▸ **Instructions to follow**
Search the data below for the word "name" and copy each line that holds it.

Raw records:
------

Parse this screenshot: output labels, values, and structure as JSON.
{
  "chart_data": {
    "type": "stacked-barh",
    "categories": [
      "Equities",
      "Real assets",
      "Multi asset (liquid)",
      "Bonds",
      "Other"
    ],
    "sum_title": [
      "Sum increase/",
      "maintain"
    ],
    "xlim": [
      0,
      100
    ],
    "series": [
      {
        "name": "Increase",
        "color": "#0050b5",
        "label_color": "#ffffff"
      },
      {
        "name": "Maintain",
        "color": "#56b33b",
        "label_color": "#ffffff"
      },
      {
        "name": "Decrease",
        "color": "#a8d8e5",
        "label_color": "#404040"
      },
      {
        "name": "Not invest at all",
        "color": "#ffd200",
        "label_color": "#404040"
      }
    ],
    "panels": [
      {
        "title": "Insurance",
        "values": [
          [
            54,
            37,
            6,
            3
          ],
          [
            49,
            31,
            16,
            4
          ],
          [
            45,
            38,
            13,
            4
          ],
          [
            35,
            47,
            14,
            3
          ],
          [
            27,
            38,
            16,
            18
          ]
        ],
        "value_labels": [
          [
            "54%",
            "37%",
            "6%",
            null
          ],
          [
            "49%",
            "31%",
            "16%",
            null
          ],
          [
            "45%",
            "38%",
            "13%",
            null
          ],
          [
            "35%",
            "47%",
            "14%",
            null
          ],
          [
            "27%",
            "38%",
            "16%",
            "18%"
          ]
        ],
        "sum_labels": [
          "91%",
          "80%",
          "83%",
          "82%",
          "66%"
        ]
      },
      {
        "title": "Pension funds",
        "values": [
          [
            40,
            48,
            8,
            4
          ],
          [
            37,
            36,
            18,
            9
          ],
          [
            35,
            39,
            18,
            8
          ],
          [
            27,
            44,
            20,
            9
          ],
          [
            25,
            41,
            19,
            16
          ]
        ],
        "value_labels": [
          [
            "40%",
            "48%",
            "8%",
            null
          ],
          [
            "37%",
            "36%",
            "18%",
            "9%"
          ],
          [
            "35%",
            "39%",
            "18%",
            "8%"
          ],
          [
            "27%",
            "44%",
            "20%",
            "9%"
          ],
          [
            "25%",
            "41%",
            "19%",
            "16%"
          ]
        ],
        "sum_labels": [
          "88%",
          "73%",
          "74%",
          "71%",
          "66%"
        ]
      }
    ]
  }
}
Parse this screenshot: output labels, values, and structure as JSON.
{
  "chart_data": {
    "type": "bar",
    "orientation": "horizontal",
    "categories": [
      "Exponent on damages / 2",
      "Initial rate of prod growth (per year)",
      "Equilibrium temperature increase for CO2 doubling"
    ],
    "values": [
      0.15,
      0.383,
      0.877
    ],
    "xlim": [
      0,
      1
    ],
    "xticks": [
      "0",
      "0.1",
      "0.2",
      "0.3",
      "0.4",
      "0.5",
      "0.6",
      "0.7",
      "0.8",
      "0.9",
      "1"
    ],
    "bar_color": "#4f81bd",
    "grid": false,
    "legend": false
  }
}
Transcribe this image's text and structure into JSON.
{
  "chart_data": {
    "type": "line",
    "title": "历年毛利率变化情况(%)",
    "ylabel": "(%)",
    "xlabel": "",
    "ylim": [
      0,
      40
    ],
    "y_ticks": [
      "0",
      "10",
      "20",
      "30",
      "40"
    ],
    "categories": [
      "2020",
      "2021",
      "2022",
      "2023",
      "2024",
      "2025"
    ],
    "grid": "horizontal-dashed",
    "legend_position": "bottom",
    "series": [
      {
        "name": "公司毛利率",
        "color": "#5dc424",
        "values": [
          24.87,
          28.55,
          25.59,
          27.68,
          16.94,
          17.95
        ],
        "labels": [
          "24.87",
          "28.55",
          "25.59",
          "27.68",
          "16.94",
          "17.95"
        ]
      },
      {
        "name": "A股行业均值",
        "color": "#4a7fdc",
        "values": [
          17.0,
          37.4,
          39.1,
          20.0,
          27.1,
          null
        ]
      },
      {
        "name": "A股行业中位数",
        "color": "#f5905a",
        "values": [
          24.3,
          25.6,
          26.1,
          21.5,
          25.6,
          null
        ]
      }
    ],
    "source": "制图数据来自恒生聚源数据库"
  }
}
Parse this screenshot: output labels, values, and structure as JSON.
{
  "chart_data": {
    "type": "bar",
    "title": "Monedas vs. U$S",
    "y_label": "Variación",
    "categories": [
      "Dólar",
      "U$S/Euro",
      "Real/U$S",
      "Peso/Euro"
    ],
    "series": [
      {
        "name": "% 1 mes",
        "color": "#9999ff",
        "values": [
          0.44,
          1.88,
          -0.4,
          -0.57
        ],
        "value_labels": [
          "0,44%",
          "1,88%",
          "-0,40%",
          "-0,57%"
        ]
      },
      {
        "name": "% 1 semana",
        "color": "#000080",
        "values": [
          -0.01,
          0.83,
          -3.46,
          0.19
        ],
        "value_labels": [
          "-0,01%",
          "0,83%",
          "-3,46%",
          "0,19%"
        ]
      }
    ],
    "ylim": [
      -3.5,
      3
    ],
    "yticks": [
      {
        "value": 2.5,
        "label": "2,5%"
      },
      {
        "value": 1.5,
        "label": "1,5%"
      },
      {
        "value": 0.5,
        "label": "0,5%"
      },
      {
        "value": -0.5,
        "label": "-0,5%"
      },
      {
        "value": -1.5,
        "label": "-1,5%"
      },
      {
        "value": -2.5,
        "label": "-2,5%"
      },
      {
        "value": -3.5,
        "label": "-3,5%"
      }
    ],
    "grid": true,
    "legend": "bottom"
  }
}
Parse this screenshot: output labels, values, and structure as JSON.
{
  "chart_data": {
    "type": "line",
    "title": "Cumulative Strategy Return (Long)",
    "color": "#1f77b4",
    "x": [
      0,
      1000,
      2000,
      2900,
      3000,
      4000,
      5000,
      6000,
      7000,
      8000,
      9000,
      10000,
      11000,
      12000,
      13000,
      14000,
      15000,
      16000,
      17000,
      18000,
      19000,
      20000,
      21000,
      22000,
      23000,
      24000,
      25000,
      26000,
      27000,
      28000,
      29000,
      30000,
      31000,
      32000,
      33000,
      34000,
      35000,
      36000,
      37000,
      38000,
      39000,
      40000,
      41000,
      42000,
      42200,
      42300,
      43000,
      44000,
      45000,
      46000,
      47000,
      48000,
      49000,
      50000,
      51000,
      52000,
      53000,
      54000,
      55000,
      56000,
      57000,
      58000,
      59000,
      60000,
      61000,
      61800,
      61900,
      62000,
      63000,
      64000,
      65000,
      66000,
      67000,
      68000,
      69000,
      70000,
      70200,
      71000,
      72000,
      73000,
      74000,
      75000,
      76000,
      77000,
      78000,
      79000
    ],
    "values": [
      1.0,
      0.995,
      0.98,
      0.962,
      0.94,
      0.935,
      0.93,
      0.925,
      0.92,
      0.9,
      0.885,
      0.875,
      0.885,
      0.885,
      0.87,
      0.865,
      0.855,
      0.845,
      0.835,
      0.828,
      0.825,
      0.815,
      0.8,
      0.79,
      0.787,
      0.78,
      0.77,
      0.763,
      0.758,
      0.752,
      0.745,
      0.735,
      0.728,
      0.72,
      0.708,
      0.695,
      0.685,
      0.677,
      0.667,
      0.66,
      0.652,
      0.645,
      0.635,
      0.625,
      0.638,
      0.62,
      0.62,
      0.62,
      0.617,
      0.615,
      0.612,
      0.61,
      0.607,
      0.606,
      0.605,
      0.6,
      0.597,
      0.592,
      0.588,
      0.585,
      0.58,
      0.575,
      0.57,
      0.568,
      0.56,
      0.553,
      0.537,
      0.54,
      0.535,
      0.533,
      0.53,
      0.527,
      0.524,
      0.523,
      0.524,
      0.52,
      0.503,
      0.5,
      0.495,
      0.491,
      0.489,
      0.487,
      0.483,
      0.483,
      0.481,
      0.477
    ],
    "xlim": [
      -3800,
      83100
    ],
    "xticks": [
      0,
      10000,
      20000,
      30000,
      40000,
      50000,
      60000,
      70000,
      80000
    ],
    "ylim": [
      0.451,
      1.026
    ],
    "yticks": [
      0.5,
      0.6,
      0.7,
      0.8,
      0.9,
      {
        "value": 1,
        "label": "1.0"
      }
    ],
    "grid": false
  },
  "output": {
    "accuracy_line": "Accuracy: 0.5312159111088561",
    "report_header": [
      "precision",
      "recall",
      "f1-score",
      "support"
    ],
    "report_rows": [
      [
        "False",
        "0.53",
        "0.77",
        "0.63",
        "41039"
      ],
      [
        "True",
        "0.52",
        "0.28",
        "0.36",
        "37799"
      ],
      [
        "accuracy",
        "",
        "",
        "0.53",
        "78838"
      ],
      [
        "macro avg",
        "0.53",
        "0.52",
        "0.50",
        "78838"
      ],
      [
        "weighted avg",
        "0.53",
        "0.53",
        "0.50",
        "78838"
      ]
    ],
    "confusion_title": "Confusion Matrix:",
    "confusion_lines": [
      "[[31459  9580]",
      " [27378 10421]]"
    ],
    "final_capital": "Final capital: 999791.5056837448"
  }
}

------

▸ **Solution to this exercise**
        "name": "Increase",
        "name": "Maintain",
        "name": "Decrease",
        "name": "Not invest at all",
        "name": "公司毛利率",
        "name": "A股行业均值",
        "name": "A股行业中位数",
        "name": "% 1 mes",
        "name": "% 1 semana",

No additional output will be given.